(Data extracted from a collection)
——————————

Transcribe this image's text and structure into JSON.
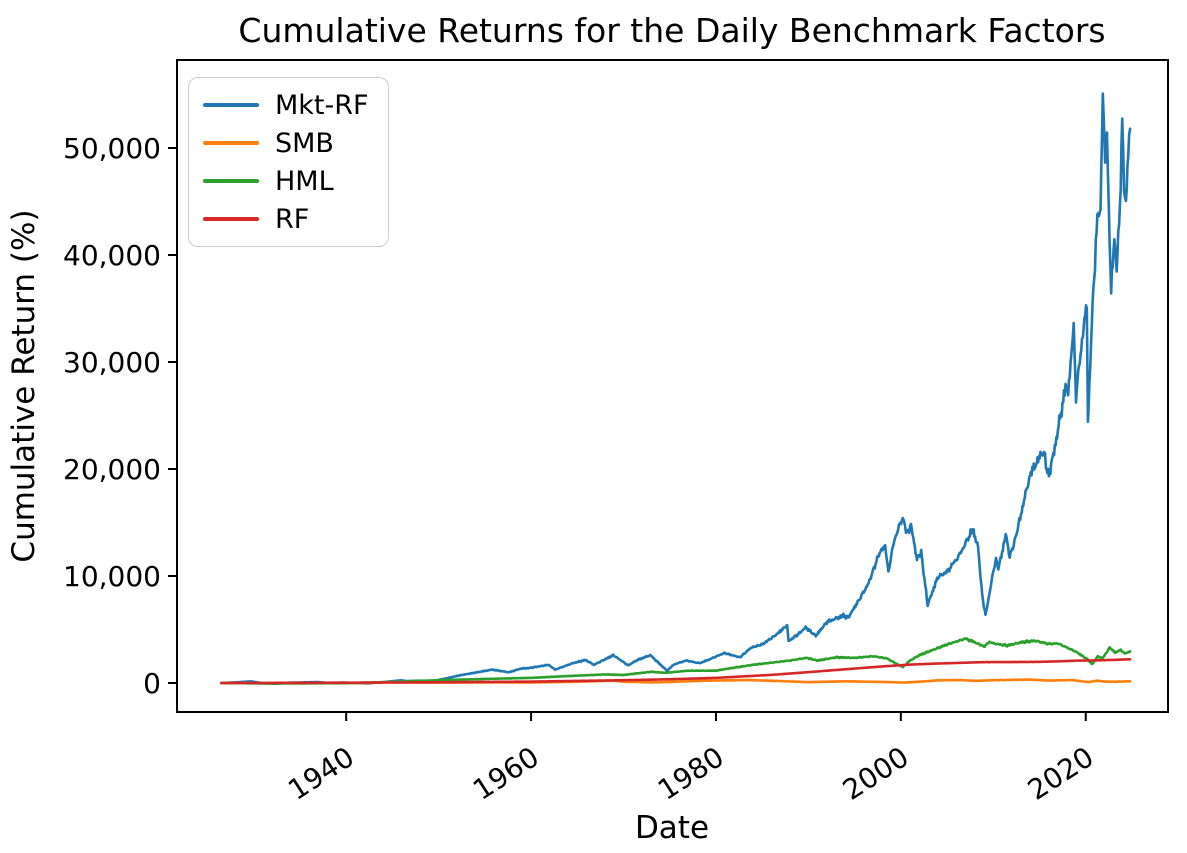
{
  "figure": {
    "background": "#ffffff",
    "spine_color": "#000000",
    "text_color": "#000000"
  },
  "chart_data": {
    "type": "line",
    "title": "Cumulative Returns for the Daily Benchmark Factors",
    "xlabel": "Date",
    "ylabel": "Cumulative Return (%)",
    "legend_position": "upper-left",
    "grid": false,
    "x_axis_unit": "year",
    "x_range": [
      1921.7,
      2028.9
    ],
    "y_range": [
      -2710,
      58225
    ],
    "x_ticks": [
      1940,
      1960,
      1980,
      2000,
      2020
    ],
    "x_tick_labels": [
      "1940",
      "1960",
      "1980",
      "2000",
      "2020"
    ],
    "x_tick_rotation_deg": 33,
    "y_ticks": [
      0,
      10000,
      20000,
      30000,
      40000,
      50000
    ],
    "y_tick_labels": [
      "0",
      "10,000",
      "20,000",
      "30,000",
      "40,000",
      "50,000"
    ],
    "series": [
      {
        "name": "Mkt-RF",
        "color": "#1f77b4",
        "noise_rel": 0.032,
        "noise_abs": 4,
        "points": [
          [
            1926.5,
            0
          ],
          [
            1928,
            60
          ],
          [
            1929.7,
            150
          ],
          [
            1931,
            -20
          ],
          [
            1932.5,
            -70
          ],
          [
            1933.8,
            30
          ],
          [
            1936.9,
            90
          ],
          [
            1938.2,
            0
          ],
          [
            1939.7,
            40
          ],
          [
            1942.3,
            -30
          ],
          [
            1944,
            80
          ],
          [
            1945.9,
            250
          ],
          [
            1946.6,
            180
          ],
          [
            1948,
            220
          ],
          [
            1949.4,
            180
          ],
          [
            1950.9,
            450
          ],
          [
            1952.5,
            750
          ],
          [
            1954.5,
            1050
          ],
          [
            1955.8,
            1250
          ],
          [
            1957.6,
            1000
          ],
          [
            1958.9,
            1350
          ],
          [
            1959.8,
            1400
          ],
          [
            1961.9,
            1700
          ],
          [
            1962.6,
            1250
          ],
          [
            1964.5,
            1850
          ],
          [
            1965.9,
            2150
          ],
          [
            1966.8,
            1700
          ],
          [
            1968.9,
            2600
          ],
          [
            1970.5,
            1650
          ],
          [
            1971.5,
            2150
          ],
          [
            1972.9,
            2600
          ],
          [
            1974.7,
            1150
          ],
          [
            1975.5,
            1750
          ],
          [
            1976.8,
            2100
          ],
          [
            1978.2,
            1850
          ],
          [
            1979,
            2100
          ],
          [
            1980.9,
            2800
          ],
          [
            1982.6,
            2400
          ],
          [
            1983.8,
            3300
          ],
          [
            1985,
            3600
          ],
          [
            1986.5,
            4500
          ],
          [
            1987.7,
            5400
          ],
          [
            1987.85,
            3900
          ],
          [
            1989.1,
            4700
          ],
          [
            1989.7,
            5200
          ],
          [
            1990.8,
            4400
          ],
          [
            1992,
            5700
          ],
          [
            1993.8,
            6300
          ],
          [
            1994.3,
            6100
          ],
          [
            1995.5,
            7800
          ],
          [
            1996.5,
            9300
          ],
          [
            1997.7,
            12200
          ],
          [
            1998.3,
            12800
          ],
          [
            1998.65,
            10400
          ],
          [
            1999.3,
            13400
          ],
          [
            2000.2,
            15500
          ],
          [
            2000.65,
            14000
          ],
          [
            2001.1,
            14700
          ],
          [
            2001.75,
            11600
          ],
          [
            2002.2,
            12200
          ],
          [
            2002.9,
            7300
          ],
          [
            2004,
            9900
          ],
          [
            2005,
            10400
          ],
          [
            2006.3,
            11900
          ],
          [
            2007.2,
            13400
          ],
          [
            2007.8,
            14400
          ],
          [
            2008.35,
            12700
          ],
          [
            2008.8,
            8200
          ],
          [
            2009.16,
            6300
          ],
          [
            2009.9,
            9900
          ],
          [
            2010.3,
            11700
          ],
          [
            2010.55,
            10600
          ],
          [
            2011.35,
            13900
          ],
          [
            2011.78,
            11800
          ],
          [
            2012.3,
            13200
          ],
          [
            2013,
            15800
          ],
          [
            2013.9,
            19200
          ],
          [
            2014.7,
            20700
          ],
          [
            2015.5,
            21700
          ],
          [
            2015.7,
            20200
          ],
          [
            2016.1,
            19500
          ],
          [
            2016.9,
            23200
          ],
          [
            2017.9,
            28000
          ],
          [
            2018.1,
            27200
          ],
          [
            2018.7,
            33300
          ],
          [
            2018.95,
            26800
          ],
          [
            2019.6,
            32000
          ],
          [
            2020.12,
            35600
          ],
          [
            2020.24,
            24400
          ],
          [
            2020.65,
            33500
          ],
          [
            2021.0,
            39500
          ],
          [
            2021.35,
            44500
          ],
          [
            2021.6,
            43800
          ],
          [
            2021.85,
            55200
          ],
          [
            2022.1,
            49000
          ],
          [
            2022.3,
            51500
          ],
          [
            2022.5,
            44000
          ],
          [
            2022.75,
            36800
          ],
          [
            2023.1,
            41500
          ],
          [
            2023.35,
            38800
          ],
          [
            2023.7,
            44500
          ],
          [
            2023.95,
            52800
          ],
          [
            2024.15,
            46500
          ],
          [
            2024.35,
            44800
          ],
          [
            2024.6,
            50000
          ],
          [
            2024.8,
            51800
          ]
        ]
      },
      {
        "name": "SMB",
        "color": "#ff7f0e",
        "noise_rel": 0.05,
        "noise_abs": 14,
        "points": [
          [
            1926.5,
            0
          ],
          [
            1935,
            -30
          ],
          [
            1940,
            -20
          ],
          [
            1945,
            60
          ],
          [
            1950,
            40
          ],
          [
            1955,
            60
          ],
          [
            1960,
            50
          ],
          [
            1965,
            120
          ],
          [
            1968.9,
            220
          ],
          [
            1970,
            120
          ],
          [
            1973,
            60
          ],
          [
            1975,
            100
          ],
          [
            1979,
            220
          ],
          [
            1983.5,
            280
          ],
          [
            1987,
            180
          ],
          [
            1990,
            80
          ],
          [
            1994,
            160
          ],
          [
            1999,
            80
          ],
          [
            2000.3,
            40
          ],
          [
            2002,
            120
          ],
          [
            2004,
            250
          ],
          [
            2006.5,
            280
          ],
          [
            2008,
            200
          ],
          [
            2010,
            260
          ],
          [
            2013.8,
            320
          ],
          [
            2016,
            230
          ],
          [
            2018.5,
            280
          ],
          [
            2020.3,
            80
          ],
          [
            2021.2,
            220
          ],
          [
            2022,
            140
          ],
          [
            2023,
            120
          ],
          [
            2024.8,
            160
          ]
        ]
      },
      {
        "name": "HML",
        "color": "#2ca02c",
        "noise_rel": 0.028,
        "noise_abs": 4,
        "points": [
          [
            1926.5,
            0
          ],
          [
            1931,
            -40
          ],
          [
            1935,
            -30
          ],
          [
            1940,
            -10
          ],
          [
            1944,
            80
          ],
          [
            1948,
            200
          ],
          [
            1950,
            260
          ],
          [
            1955,
            380
          ],
          [
            1960,
            480
          ],
          [
            1964,
            650
          ],
          [
            1968,
            800
          ],
          [
            1970,
            750
          ],
          [
            1973,
            1050
          ],
          [
            1974.5,
            950
          ],
          [
            1977,
            1150
          ],
          [
            1980,
            1150
          ],
          [
            1981,
            1300
          ],
          [
            1984,
            1700
          ],
          [
            1986,
            1900
          ],
          [
            1988,
            2100
          ],
          [
            1989.8,
            2350
          ],
          [
            1991,
            2100
          ],
          [
            1993,
            2400
          ],
          [
            1995,
            2350
          ],
          [
            1997,
            2500
          ],
          [
            1998.5,
            2300
          ],
          [
            1999.5,
            1800
          ],
          [
            2000.2,
            1500
          ],
          [
            2001,
            2100
          ],
          [
            2002,
            2600
          ],
          [
            2003.5,
            3100
          ],
          [
            2005,
            3600
          ],
          [
            2007.0,
            4150
          ],
          [
            2008.3,
            3700
          ],
          [
            2009.0,
            3400
          ],
          [
            2009.6,
            3850
          ],
          [
            2010,
            3700
          ],
          [
            2011.5,
            3500
          ],
          [
            2013,
            3800
          ],
          [
            2014.5,
            3950
          ],
          [
            2016,
            3650
          ],
          [
            2017,
            3700
          ],
          [
            2018,
            3300
          ],
          [
            2019,
            2900
          ],
          [
            2020.2,
            2200
          ],
          [
            2020.7,
            1750
          ],
          [
            2021.3,
            2500
          ],
          [
            2021.8,
            2300
          ],
          [
            2022.6,
            3300
          ],
          [
            2023.2,
            2850
          ],
          [
            2023.8,
            3100
          ],
          [
            2024.2,
            2750
          ],
          [
            2024.8,
            2950
          ]
        ]
      },
      {
        "name": "RF",
        "color": "#d62728",
        "noise_rel": 0.003,
        "noise_abs": 1,
        "points": [
          [
            1926.5,
            0
          ],
          [
            1940,
            30
          ],
          [
            1950,
            70
          ],
          [
            1960,
            130
          ],
          [
            1970,
            260
          ],
          [
            1975,
            350
          ],
          [
            1980,
            480
          ],
          [
            1983,
            620
          ],
          [
            1986,
            760
          ],
          [
            1989,
            950
          ],
          [
            1992,
            1150
          ],
          [
            1995,
            1350
          ],
          [
            1998,
            1550
          ],
          [
            2001,
            1720
          ],
          [
            2004,
            1820
          ],
          [
            2007,
            1900
          ],
          [
            2009,
            1950
          ],
          [
            2012,
            1960
          ],
          [
            2015,
            1980
          ],
          [
            2017,
            2020
          ],
          [
            2019,
            2090
          ],
          [
            2021,
            2110
          ],
          [
            2023,
            2160
          ],
          [
            2024.8,
            2220
          ]
        ]
      }
    ],
    "layout": {
      "plot_left": 177,
      "plot_top": 60,
      "plot_right": 1168,
      "plot_bottom": 712,
      "tick_length": 9,
      "line_width": 2.6,
      "spine_width": 2
    }
  }
}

——————————

Locate the word "Cumulative" in the entries, and copy every line where it is found.

### TASK RESPONSE
    "title": "Cumulative Returns for the Daily Benchmark Factors",
    "ylabel": "Cumulative Return (%)",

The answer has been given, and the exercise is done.